**Records from a data collection:**
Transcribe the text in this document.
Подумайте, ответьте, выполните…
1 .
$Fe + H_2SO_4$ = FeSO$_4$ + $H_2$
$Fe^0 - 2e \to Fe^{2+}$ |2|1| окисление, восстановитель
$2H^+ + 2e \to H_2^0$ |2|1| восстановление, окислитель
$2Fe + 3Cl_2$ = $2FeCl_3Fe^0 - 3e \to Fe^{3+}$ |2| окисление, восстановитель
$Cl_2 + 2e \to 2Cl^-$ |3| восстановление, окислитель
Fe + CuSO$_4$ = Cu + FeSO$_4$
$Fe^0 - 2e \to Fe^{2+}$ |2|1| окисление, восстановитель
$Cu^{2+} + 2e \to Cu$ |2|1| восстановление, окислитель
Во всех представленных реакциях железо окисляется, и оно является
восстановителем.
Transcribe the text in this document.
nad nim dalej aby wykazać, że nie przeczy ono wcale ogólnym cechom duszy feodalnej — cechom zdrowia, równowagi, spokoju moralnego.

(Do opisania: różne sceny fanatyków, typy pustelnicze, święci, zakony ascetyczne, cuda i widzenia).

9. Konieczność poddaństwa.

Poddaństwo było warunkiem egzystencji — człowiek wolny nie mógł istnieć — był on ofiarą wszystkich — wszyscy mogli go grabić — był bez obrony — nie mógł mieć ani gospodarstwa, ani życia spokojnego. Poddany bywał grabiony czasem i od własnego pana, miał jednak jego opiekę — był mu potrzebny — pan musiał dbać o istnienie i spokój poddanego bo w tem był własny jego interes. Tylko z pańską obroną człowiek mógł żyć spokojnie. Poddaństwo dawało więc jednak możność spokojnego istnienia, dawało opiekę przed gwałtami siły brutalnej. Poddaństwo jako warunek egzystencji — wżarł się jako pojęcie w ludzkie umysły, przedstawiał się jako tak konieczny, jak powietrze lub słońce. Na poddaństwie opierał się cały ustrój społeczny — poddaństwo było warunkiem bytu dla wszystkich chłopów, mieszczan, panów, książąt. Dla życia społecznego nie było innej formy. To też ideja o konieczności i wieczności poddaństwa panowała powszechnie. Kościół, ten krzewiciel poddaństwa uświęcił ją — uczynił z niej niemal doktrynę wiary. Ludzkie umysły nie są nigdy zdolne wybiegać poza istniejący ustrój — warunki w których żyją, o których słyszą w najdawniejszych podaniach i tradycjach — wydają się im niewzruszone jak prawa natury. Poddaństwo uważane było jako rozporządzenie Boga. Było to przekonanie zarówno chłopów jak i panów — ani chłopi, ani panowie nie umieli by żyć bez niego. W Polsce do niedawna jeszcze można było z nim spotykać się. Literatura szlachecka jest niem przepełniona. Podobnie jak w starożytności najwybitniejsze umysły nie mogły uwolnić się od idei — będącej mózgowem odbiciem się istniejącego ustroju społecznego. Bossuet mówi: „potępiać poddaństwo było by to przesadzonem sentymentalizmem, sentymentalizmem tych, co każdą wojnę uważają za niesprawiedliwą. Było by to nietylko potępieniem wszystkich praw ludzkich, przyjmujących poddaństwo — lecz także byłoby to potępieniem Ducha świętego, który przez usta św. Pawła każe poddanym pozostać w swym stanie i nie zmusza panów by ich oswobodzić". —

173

**Your task:** Every record above must be duplicated exactly.

**Result of the exercise:**
Transcribe the text in this document.
Подумайте, ответьте, выполните…
1 .
$Fe + H_2SO_4$ = FeSO$_4$ + $H_2$
$Fe^0 - 2e \to Fe^{2+}$ |2|1| окисление, восстановитель
$2H^+ + 2e \to H_2^0$ |2|1| восстановление, окислитель
$2Fe + 3Cl_2$ = $2FeCl_3Fe^0 - 3e \to Fe^{3+}$ |2| окисление, восстановитель
$Cl_2 + 2e \to 2Cl^-$ |3| восстановление, окислитель
Fe + CuSO$_4$ = Cu + FeSO$_4$
$Fe^0 - 2e \to Fe^{2+}$ |2|1| окисление, восстановитель
$Cu^{2+} + 2e \to Cu$ |2|1| восстановление, окислитель
Во всех представленных реакциях железо окисляется, и оно является
восстановителем.
Transcribe the text in this document.
nad nim dalej aby wykazać, że nie przeczy ono wcale ogólnym cechom duszy feodalnej — cechom zdrowia, równowagi, spokoju moralnego.

(Do opisania: różne sceny fanatyków, typy pustelnicze, święci, zakony ascetyczne, cuda i widzenia).

9. Konieczność poddaństwa.

Poddaństwo było warunkiem egzystencji — człowiek wolny nie mógł istnieć — był on ofiarą wszystkich — wszyscy mogli go grabić — był bez obrony — nie mógł mieć ani gospodarstwa, ani życia spokojnego. Poddany bywał grabiony czasem i od własnego pana, miał jednak jego opiekę — był mu potrzebny — pan musiał dbać o istnienie i spokój poddanego bo w tem był własny jego interes. Tylko z pańską obroną człowiek mógł żyć spokojnie. Poddaństwo dawało więc jednak możność spokojnego istnienia, dawało opiekę przed gwałtami siły brutalnej. Poddaństwo jako warunek egzystencji — wżarł się jako pojęcie w ludzkie umysły, przedstawiał się jako tak konieczny, jak powietrze lub słońce. Na poddaństwie opierał się cały ustrój społeczny — poddaństwo było warunkiem bytu dla wszystkich chłopów, mieszczan, panów, książąt. Dla życia społecznego nie było innej formy. To też ideja o konieczności i wieczności poddaństwa panowała powszechnie. Kościół, ten krzewiciel poddaństwa uświęcił ją — uczynił z niej niemal doktrynę wiary. Ludzkie umysły nie są nigdy zdolne wybiegać poza istniejący ustrój — warunki w których żyją, o których słyszą w najdawniejszych podaniach i tradycjach — wydają się im niewzruszone jak prawa natury. Poddaństwo uważane było jako rozporządzenie Boga. Było to przekonanie zarówno chłopów jak i panów — ani chłopi, ani panowie nie umieli by żyć bez niego. W Polsce do niedawna jeszcze można było z nim spotykać się. Literatura szlachecka jest niem przepełniona. Podobnie jak w starożytności najwybitniejsze umysły nie mogły uwolnić się od idei — będącej mózgowem odbiciem się istniejącego ustroju społecznego. Bossuet mówi: „potępiać poddaństwo było by to przesadzonem sentymentalizmem, sentymentalizmem tych, co każdą wojnę uważają za niesprawiedliwą. Było by to nietylko potępieniem wszystkich praw ludzkich, przyjmujących poddaństwo — lecz także byłoby to potępieniem Ducha świętego, który przez usta św. Pawła każe poddanym pozostać w swym stanie i nie zmusza panów by ich oswobodzić". —

173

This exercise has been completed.